▶ The exercise: Omit every picture and output the rest of the records exactly as they are.

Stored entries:
>>>

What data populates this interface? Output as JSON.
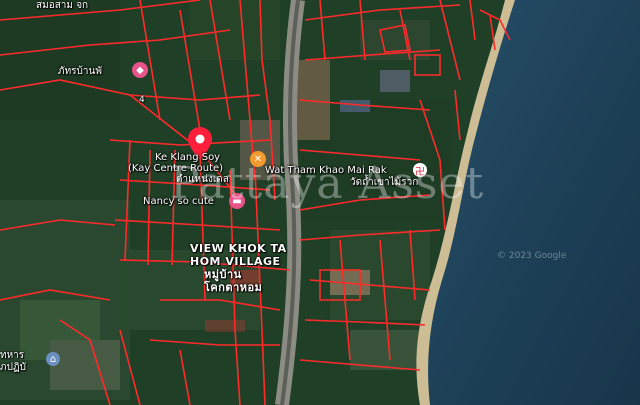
{
  "map": {
    "labels": {
      "top_th": "สมอสาม จก",
      "village_th": "ภัทรบ้านพั",
      "road_number": "4",
      "pin_name_line1": "Ke Klang Soy",
      "pin_name_line2": "(Kay Centre Route)",
      "pin_name_th": "ตำแหน่งเดล",
      "nancy": "Nancy so cute",
      "temple_en": "Wat Tham Khao Mai Rak",
      "temple_th": "วัดถ้ำเขาไม้รวก",
      "view_line1": "VIEW KHOK TA",
      "view_line2": "HOM VILLAGE",
      "view_th1": "หมู่บ้าน",
      "view_th2": "โคกตาหอม",
      "military_th1": "ทหาร",
      "military_th2": "ภปฏิบั"
    },
    "watermark": "Pattaya Asset",
    "copyright": "© 2023 Google",
    "colors": {
      "plot_lines": "#ff2a2a",
      "pin": "#ff1f3a",
      "sea": "#1e4158",
      "beach": "#d4c39a",
      "forest": "#223f26"
    },
    "icons": [
      "location-pin-icon",
      "restaurant-icon",
      "temple-icon",
      "shopping-icon",
      "lodging-icon",
      "museum-icon"
    ]
  }
}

<<<

▶ Answer to this problem:
What data populates this interface? Output as JSON.
{
  "map": {
    "labels": {
      "top_th": "สมอสาม จก",
      "village_th": "ภัทรบ้านพั",
      "road_number": "4",
      "pin_name_line1": "Ke Klang Soy",
      "pin_name_line2": "(Kay Centre Route)",
      "pin_name_th": "ตำแหน่งเดล",
      "nancy": "Nancy so cute",
      "temple_en": "Wat Tham Khao Mai Rak",
      "temple_th": "วัดถ้ำเขาไม้รวก",
      "view_line1": "VIEW KHOK TA",
      "view_line2": "HOM VILLAGE",
      "view_th1": "หมู่บ้าน",
      "view_th2": "โคกตาหอม",
      "military_th1": "ทหาร",
      "military_th2": "ภปฏิบั"
    },
    "watermark": "Pattaya Asset",
    "copyright": "© 2023 Google",
    "colors": {
      "plot_lines": "#ff2a2a",
      "pin": "#ff1f3a",
      "sea": "#1e4158",
      "beach": "#d4c39a",
      "forest": "#223f26"
    },
    "icons": [
      "location-pin-icon",
      "restaurant-icon",
      "temple-icon",
      "shopping-icon",
      "lodging-icon",
      "museum-icon"
    ]
  }
}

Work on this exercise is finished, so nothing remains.